▼

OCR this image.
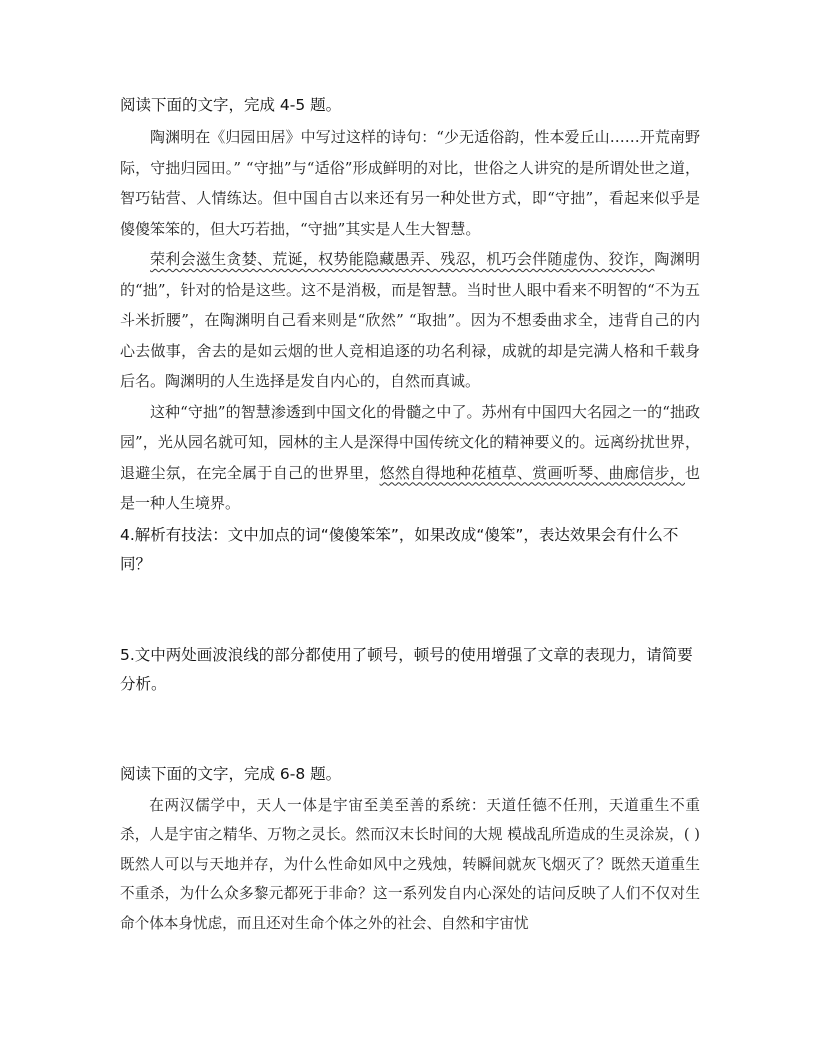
阅读下面的文字，完成 4-5 题。

陶渊明在《归园田居》中写过这样的诗句：“少无适俗韵，性本爱丘山……开荒南野际，守拙归园田。” “守拙”与“适俗”形成鲜明的对比，世俗之人讲究的是所谓处世之道，智巧钻营、人情练达。但中国自古以来还有另一种处世方式，即“守拙”，看起来似乎是傻傻笨笨的，但大巧若拙，“守拙”其实是人生大智慧。

荣利会滋生贪婪、荒诞，权势能隐藏愚弄、残忍，机巧会伴随虚伪、狡诈，陶渊明的“拙”，针对的恰是这些。这不是消极，而是智慧。当时世人眼中看来不明智的“不为五斗米折腰”，在陶渊明自己看来则是“欣然” “取拙”。因为不想委曲求全，违背自己的内心去做事，舍去的是如云烟的世人竞相追逐的功名利禄，成就的却是完满人格和千载身后名。陶渊明的人生选择是发自内心的，自然而真诚。

这种“守拙”的智慧渗透到中国文化的骨髓之中了。苏州有中国四大名园之一的“拙政园”，光从园名就可知，园林的主人是深得中国传统文化的精神要义的。远离纷扰世界，退避尘氛，在完全属于自己的世界里，悠然自得地种花植草、赏画听琴、曲廊信步，也是一种人生境界。

4.解析有技法：文中加点的词“傻傻笨笨”，如果改成“傻笨”，表达效果会有什么不同？

5.文中两处画波浪线的部分都使用了顿号，顿号的使用增强了文章的表现力，请简要分析。

阅读下面的文字，完成 6-8 题。

在两汉儒学中，天人一体是宇宙至美至善的系统：天道任德不任刑，天道重生不重杀，人是宇宙之精华、万物之灵长。然而汉末长时间的大规 模战乱所造成的生灵涂炭，( )既然人可以与天地并存，为什么性命如风中之残烛，转瞬间就灰飞烟灭了？既然天道重生不重杀，为什么众多黎元都死于非命？这一系列发自内心深处的诘问反映了人们不仅对生命个体本身忧虑，而且还对生命个体之外的社会、自然和宇宙忧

▲

The exercise:
Transcribe all entries above exactly. Drop the pictures.

Response to this exercise:
OCR this image.
阅读下面的文字，完成 4-5 题。

陶渊明在《归园田居》中写过这样的诗句：“少无适俗韵，性本爱丘山……开荒南野际，守拙归园田。” “守拙”与“适俗”形成鲜明的对比，世俗之人讲究的是所谓处世之道，智巧钻营、人情练达。但中国自古以来还有另一种处世方式，即“守拙”，看起来似乎是傻傻笨笨的，但大巧若拙，“守拙”其实是人生大智慧。

荣利会滋生贪婪、荒诞，权势能隐藏愚弄、残忍，机巧会伴随虚伪、狡诈，陶渊明的“拙”，针对的恰是这些。这不是消极，而是智慧。当时世人眼中看来不明智的“不为五斗米折腰”，在陶渊明自己看来则是“欣然” “取拙”。因为不想委曲求全，违背自己的内心去做事，舍去的是如云烟的世人竞相追逐的功名利禄，成就的却是完满人格和千载身后名。陶渊明的人生选择是发自内心的，自然而真诚。

这种“守拙”的智慧渗透到中国文化的骨髓之中了。苏州有中国四大名园之一的“拙政园”，光从园名就可知，园林的主人是深得中国传统文化的精神要义的。远离纷扰世界，退避尘氛，在完全属于自己的世界里，悠然自得地种花植草、赏画听琴、曲廊信步，也是一种人生境界。

4.解析有技法：文中加点的词“傻傻笨笨”，如果改成“傻笨”，表达效果会有什么不同？

5.文中两处画波浪线的部分都使用了顿号，顿号的使用增强了文章的表现力，请简要分析。

阅读下面的文字，完成 6-8 题。

在两汉儒学中，天人一体是宇宙至美至善的系统：天道任德不任刑，天道重生不重杀，人是宇宙之精华、万物之灵长。然而汉末长时间的大规 模战乱所造成的生灵涂炭，( )既然人可以与天地并存，为什么性命如风中之残烛，转瞬间就灰飞烟灭了？既然天道重生不重杀，为什么众多黎元都死于非命？这一系列发自内心深处的诘问反映了人们不仅对生命个体本身忧虑，而且还对生命个体之外的社会、自然和宇宙忧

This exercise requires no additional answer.